EXERCISE DESCRIPTION
Without the pictures, set down the records below word for word.

Part of a data file
--
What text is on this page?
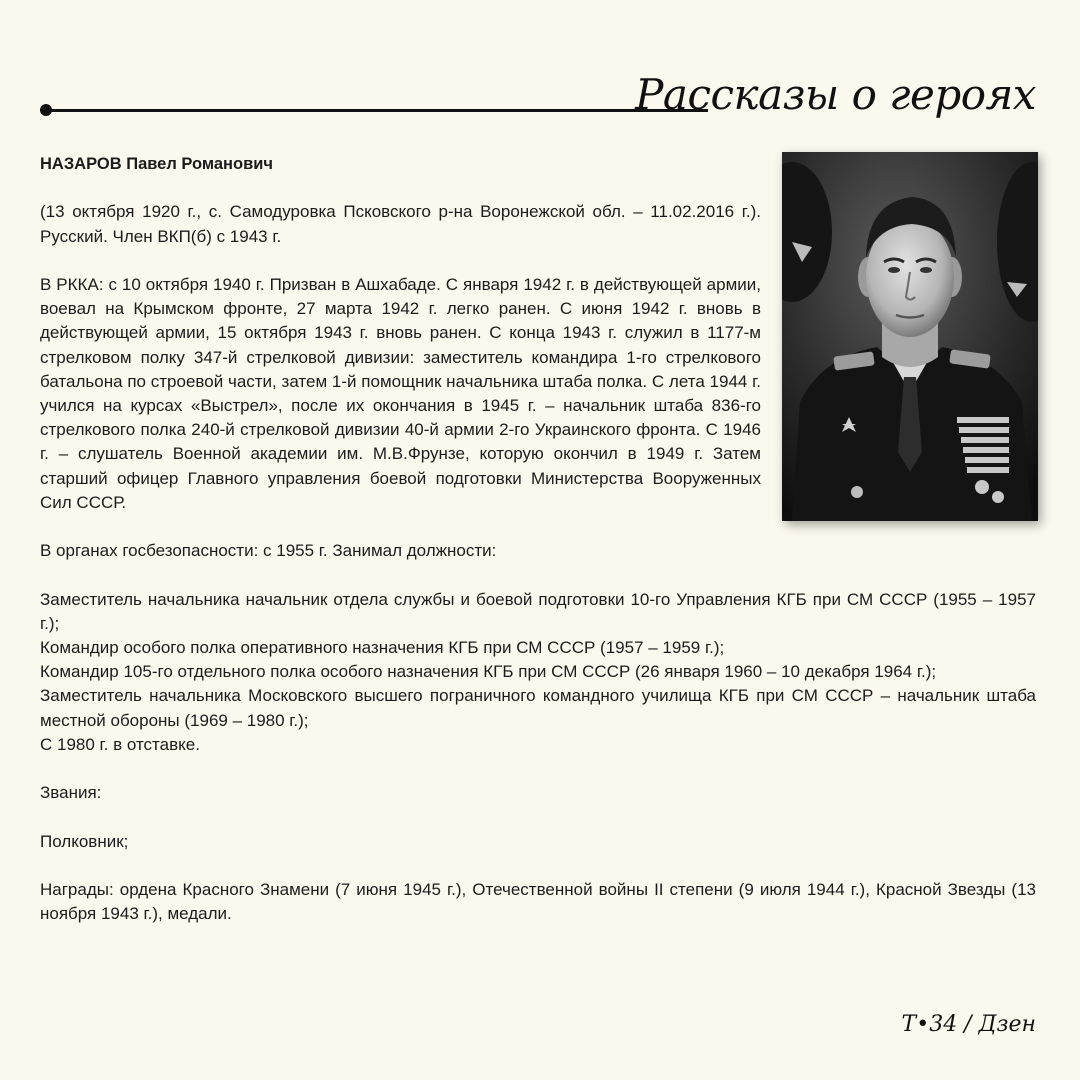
Рассказы о героях

НАЗАРОВ Павел Романович

(13 октября 1920 г., с. Самодуровка Псковского р-на Воронежской обл. – 11.02.2016 г.). Русский. Член ВКП(б) с 1943 г.

В РККА: с 10 октября 1940 г. Призван в Ашхабаде. С января 1942 г. в действующей армии, воевал на Крымском фронте, 27 марта 1942 г. легко ранен. С июня 1942 г. вновь в действующей армии, 15 октября 1943 г. вновь ранен. С конца 1943 г. служил в 1177-м стрелковом полку 347-й стрелковой дивизии: заместитель командира 1-го стрелкового батальона по строевой части, затем 1-й помощник начальника штаба полка. С лета 1944 г. учился на курсах «Выстрел», после их окончания в 1945 г. – начальник штаба 836-го стрелкового полка 240-й стрелковой дивизии 40-й армии 2-го Украинского фронта. С 1946 г. – слушатель Военной академии им. М.В.Фрунзе, которую окончил в 1949 г. Затем старший офицер Главного управления боевой подготовки Министерства Вооруженных Сил СССР.

В органах госбезопасности: с 1955 г. Занимал должности:

Заместитель начальника начальник отдела службы и боевой подготовки 10-го Управления КГБ при СМ СССР (1955 – 1957 г.);

Командир особого полка оперативного назначения КГБ при СМ СССР (1957 – 1959 г.);

Командир 105-го отдельного полка особого назначения КГБ при СМ СССР (26 января 1960 – 10 декабря 1964 г.);

Заместитель начальника Московского высшего пограничного командного училища КГБ при СМ СССР – начальник штаба местной обороны (1969 – 1980 г.);

С 1980 г. в отставке.

Звания:

Полковник;

Награды: ордена Красного Знамени (7 июня 1945 г.), Отечественной войны II степени (9 июля 1944 г.), Красной Звезды (13 ноября 1943 г.), медали.

Т•34 / Дзен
--
OUTPUT FOR THIS EXERCISE
What text is on this page?
Рассказы о героях

НАЗАРОВ Павел Романович

(13 октября 1920 г., с. Самодуровка Псковского р-на Воронежской обл. – 11.02.2016 г.). Русский. Член ВКП(б) с 1943 г.

В РККА: с 10 октября 1940 г. Призван в Ашхабаде. С января 1942 г. в действующей армии, воевал на Крымском фронте, 27 марта 1942 г. легко ранен. С июня 1942 г. вновь в действующей армии, 15 октября 1943 г. вновь ранен. С конца 1943 г. служил в 1177-м стрелковом полку 347-й стрелковой дивизии: заместитель командира 1-го стрелкового батальона по строевой части, затем 1-й помощник начальника штаба полка. С лета 1944 г. учился на курсах «Выстрел», после их окончания в 1945 г. – начальник штаба 836-го стрелкового полка 240-й стрелковой дивизии 40-й армии 2-го Украинского фронта. С 1946 г. – слушатель Военной академии им. М.В.Фрунзе, которую окончил в 1949 г. Затем старший офицер Главного управления боевой подготовки Министерства Вооруженных Сил СССР.

В органах госбезопасности: с 1955 г. Занимал должности:

Заместитель начальника начальник отдела службы и боевой подготовки 10-го Управления КГБ при СМ СССР (1955 – 1957 г.);

Командир особого полка оперативного назначения КГБ при СМ СССР (1957 – 1959 г.);

Командир 105-го отдельного полка особого назначения КГБ при СМ СССР (26 января 1960 – 10 декабря 1964 г.);

Заместитель начальника Московского высшего пограничного командного училища КГБ при СМ СССР – начальник штаба местной обороны (1969 – 1980 г.);

С 1980 г. в отставке.

Звания:

Полковник;

Награды: ордена Красного Знамени (7 июня 1945 г.), Отечественной войны II степени (9 июля 1944 г.), Красной Звезды (13 ноября 1943 г.), медали.

Т•34 / Дзен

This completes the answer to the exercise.